Find the line that contains "Extract all readable text from this page." in the entries below. Restate it and every line after it, word for word, with no pictures.

Dataset items
▬▬▬▬▬▬

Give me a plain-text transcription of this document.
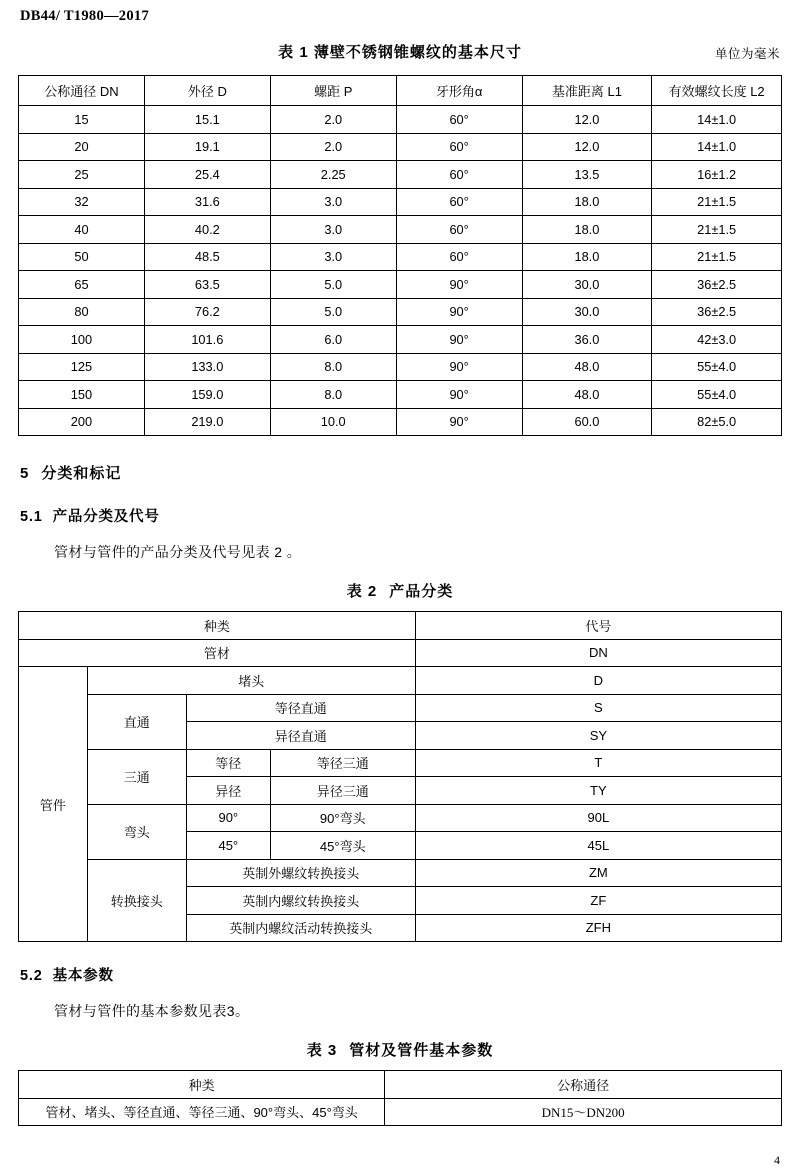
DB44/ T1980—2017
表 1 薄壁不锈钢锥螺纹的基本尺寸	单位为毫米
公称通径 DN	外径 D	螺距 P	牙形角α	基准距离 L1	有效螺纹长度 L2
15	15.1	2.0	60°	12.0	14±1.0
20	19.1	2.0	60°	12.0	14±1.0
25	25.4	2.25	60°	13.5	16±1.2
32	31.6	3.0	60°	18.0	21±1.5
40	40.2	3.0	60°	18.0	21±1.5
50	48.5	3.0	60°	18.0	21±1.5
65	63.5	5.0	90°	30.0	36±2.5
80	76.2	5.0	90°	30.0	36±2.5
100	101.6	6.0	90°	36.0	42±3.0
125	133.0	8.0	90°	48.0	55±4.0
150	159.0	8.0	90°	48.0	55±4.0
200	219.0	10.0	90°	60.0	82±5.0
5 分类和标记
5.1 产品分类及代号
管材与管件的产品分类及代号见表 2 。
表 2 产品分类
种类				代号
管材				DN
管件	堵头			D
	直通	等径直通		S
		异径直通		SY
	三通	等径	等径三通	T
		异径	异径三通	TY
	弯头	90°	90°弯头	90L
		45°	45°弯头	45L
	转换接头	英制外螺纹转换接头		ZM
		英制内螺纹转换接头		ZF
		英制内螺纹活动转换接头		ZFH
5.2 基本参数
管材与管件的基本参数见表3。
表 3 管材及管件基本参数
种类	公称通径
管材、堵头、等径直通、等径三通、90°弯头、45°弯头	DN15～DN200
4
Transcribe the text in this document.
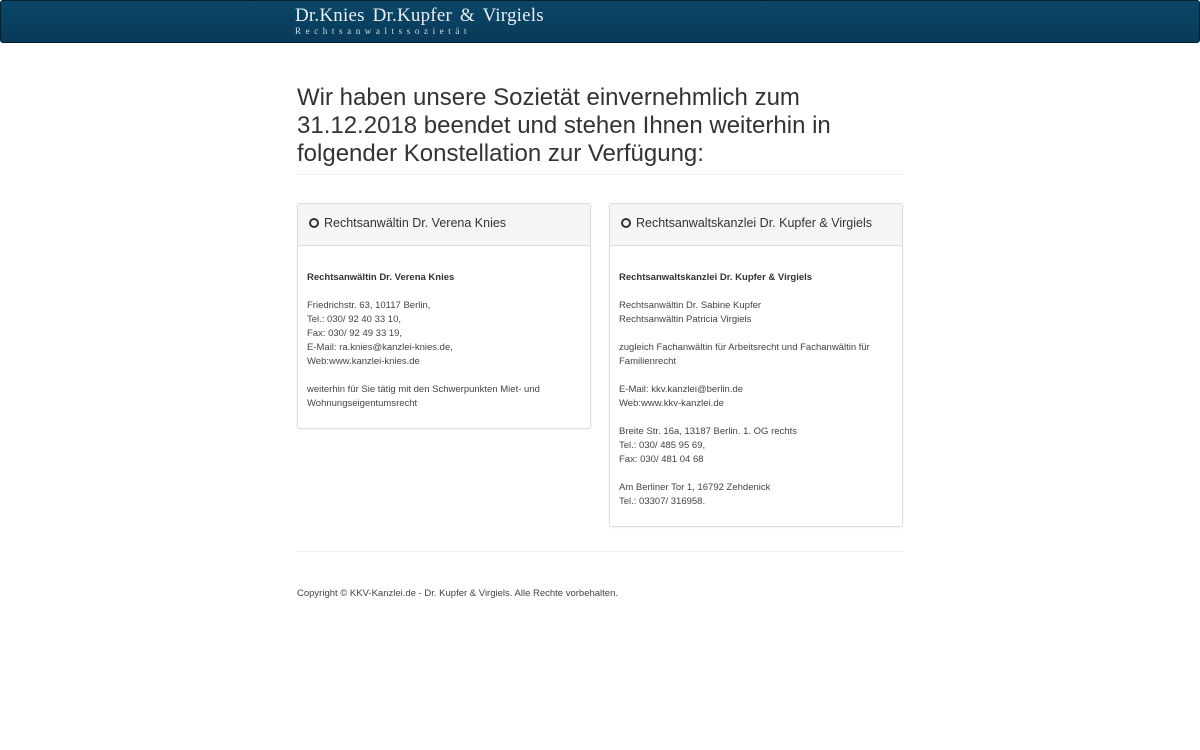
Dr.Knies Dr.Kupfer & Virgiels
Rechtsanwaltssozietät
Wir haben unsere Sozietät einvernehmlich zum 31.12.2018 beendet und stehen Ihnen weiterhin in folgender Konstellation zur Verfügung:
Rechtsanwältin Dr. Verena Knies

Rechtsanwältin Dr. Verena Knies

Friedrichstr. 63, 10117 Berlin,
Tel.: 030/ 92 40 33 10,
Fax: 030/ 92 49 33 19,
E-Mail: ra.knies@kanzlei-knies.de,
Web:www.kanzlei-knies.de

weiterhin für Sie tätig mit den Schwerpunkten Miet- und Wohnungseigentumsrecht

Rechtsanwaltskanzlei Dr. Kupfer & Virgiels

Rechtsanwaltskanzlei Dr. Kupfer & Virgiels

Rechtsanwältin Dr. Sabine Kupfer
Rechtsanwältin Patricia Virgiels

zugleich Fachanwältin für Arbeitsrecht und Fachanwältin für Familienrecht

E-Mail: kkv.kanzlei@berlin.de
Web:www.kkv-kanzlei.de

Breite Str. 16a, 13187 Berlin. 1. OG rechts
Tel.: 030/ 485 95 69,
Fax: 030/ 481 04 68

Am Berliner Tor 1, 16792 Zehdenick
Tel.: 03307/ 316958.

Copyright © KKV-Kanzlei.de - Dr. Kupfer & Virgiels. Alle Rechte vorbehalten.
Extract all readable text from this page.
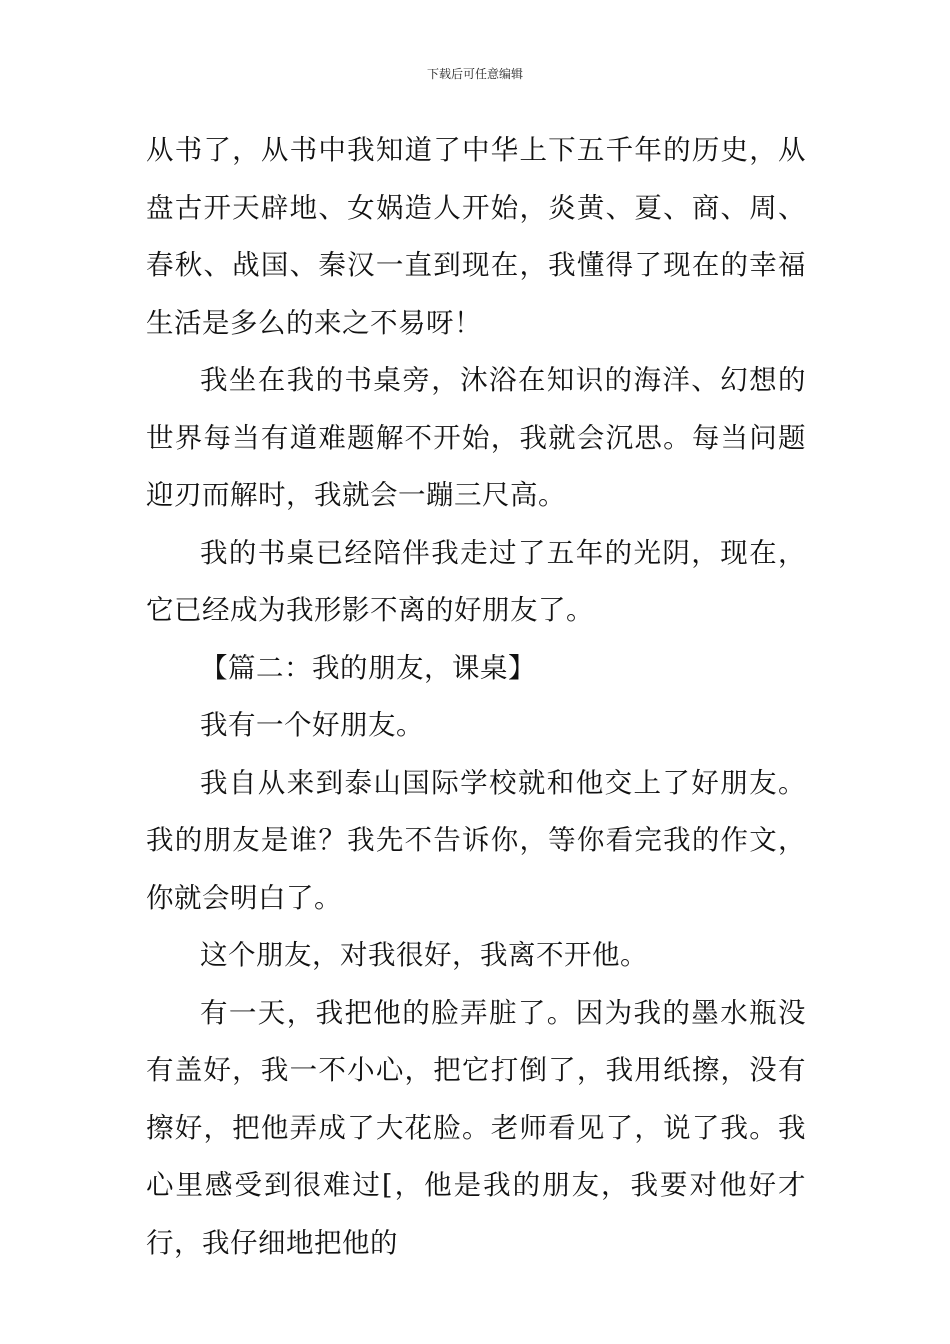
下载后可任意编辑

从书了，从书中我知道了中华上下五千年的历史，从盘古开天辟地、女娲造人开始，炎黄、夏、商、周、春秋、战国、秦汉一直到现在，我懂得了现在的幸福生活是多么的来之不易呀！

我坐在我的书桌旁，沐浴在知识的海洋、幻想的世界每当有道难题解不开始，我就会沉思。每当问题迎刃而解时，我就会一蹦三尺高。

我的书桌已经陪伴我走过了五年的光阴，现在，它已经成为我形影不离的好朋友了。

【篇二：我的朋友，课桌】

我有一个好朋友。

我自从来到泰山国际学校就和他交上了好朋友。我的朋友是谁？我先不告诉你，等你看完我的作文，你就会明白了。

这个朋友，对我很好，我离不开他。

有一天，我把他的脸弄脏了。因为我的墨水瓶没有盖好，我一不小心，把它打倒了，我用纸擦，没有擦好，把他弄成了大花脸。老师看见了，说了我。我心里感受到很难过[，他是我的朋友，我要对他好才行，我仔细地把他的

▬▬▬▬▬▬

▶ [Task result]
Extract all readable text from this page.
下载后可任意编辑

从书了，从书中我知道了中华上下五千年的历史，从盘古开天辟地、女娲造人开始，炎黄、夏、商、周、春秋、战国、秦汉一直到现在，我懂得了现在的幸福生活是多么的来之不易呀！

我坐在我的书桌旁，沐浴在知识的海洋、幻想的世界每当有道难题解不开始，我就会沉思。每当问题迎刃而解时，我就会一蹦三尺高。

我的书桌已经陪伴我走过了五年的光阴，现在，它已经成为我形影不离的好朋友了。

【篇二：我的朋友，课桌】

我有一个好朋友。

我自从来到泰山国际学校就和他交上了好朋友。我的朋友是谁？我先不告诉你，等你看完我的作文，你就会明白了。

这个朋友，对我很好，我离不开他。

有一天，我把他的脸弄脏了。因为我的墨水瓶没有盖好，我一不小心，把它打倒了，我用纸擦，没有擦好，把他弄成了大花脸。老师看见了，说了我。我心里感受到很难过[，他是我的朋友，我要对他好才行，我仔细地把他的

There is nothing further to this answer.